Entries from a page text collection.
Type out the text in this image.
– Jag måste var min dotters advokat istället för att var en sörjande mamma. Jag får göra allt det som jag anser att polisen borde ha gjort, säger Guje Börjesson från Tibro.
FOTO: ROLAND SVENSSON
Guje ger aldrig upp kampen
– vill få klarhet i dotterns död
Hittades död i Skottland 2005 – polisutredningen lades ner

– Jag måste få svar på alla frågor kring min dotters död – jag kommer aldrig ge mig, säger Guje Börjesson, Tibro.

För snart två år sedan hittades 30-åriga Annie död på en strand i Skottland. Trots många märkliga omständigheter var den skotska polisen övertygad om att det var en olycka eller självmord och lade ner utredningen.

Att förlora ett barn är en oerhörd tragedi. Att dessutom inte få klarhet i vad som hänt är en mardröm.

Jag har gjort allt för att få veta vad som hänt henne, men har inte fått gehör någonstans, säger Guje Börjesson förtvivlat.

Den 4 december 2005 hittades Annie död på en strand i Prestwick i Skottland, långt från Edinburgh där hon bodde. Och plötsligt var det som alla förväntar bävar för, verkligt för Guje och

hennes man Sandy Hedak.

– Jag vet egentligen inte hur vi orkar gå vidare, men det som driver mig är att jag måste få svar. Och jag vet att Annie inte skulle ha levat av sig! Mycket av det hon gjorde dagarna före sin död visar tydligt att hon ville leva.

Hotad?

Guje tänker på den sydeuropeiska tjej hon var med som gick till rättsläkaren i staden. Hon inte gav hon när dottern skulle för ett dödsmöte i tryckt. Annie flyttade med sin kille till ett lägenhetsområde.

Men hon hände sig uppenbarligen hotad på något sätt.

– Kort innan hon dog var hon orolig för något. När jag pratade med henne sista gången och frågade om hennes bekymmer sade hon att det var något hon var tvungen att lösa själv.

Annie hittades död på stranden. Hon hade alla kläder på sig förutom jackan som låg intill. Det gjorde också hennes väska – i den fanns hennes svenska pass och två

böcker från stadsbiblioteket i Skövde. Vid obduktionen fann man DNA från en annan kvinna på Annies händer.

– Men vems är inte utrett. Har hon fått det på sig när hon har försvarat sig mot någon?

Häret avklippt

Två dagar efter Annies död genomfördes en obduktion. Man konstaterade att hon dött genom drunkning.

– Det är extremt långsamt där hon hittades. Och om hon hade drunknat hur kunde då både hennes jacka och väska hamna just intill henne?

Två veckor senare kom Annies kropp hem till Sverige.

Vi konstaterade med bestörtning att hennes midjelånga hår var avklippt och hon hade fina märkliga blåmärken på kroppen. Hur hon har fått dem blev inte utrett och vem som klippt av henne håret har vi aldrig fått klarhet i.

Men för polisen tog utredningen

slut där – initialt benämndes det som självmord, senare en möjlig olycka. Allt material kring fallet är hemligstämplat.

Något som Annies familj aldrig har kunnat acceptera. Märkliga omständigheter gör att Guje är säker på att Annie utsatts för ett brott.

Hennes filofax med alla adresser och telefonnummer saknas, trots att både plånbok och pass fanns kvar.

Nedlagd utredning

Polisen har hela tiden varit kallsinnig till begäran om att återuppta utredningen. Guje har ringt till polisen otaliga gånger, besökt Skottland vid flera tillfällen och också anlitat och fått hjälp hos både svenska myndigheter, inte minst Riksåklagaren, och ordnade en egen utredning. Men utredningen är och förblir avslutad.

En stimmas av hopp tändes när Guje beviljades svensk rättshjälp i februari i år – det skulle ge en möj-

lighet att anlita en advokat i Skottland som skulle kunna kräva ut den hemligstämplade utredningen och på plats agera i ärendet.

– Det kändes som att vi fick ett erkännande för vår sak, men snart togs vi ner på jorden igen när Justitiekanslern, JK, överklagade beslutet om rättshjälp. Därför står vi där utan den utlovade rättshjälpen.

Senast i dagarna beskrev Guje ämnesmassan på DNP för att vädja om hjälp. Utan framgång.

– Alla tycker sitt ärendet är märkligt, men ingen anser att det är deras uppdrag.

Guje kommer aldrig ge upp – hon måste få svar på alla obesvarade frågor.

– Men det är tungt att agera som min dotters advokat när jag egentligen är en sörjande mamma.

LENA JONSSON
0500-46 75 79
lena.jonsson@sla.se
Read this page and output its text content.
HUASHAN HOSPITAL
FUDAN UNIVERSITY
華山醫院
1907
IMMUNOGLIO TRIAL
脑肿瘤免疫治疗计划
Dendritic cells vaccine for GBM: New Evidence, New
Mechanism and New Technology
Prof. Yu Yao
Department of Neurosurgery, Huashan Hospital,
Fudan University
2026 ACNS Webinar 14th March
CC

Task details. All lines with the string "aldrig" must be copied from the data.

Your solution.
Guje ger aldrig upp kampen
– Jag måste få svar på alla frågor kring min dotters död – jag kommer aldrig ge mig, säger Guje Börjesson, Tibro.
Vi konstaterade med bestörtning att hennes midjelånga hår var avklippt och hon hade fina märkliga blåmärken på kroppen. Hur hon har fått dem blev inte utrett och vem som klippt av henne håret har vi aldrig fått klarhet i.
Något som Annies familj aldrig har kunnat acceptera. Märkliga omständigheter gör att Guje är säker på att Annie utsatts för ett brott.
Guje kommer aldrig ge upp – hon måste få svar på alla obesvarade frågor.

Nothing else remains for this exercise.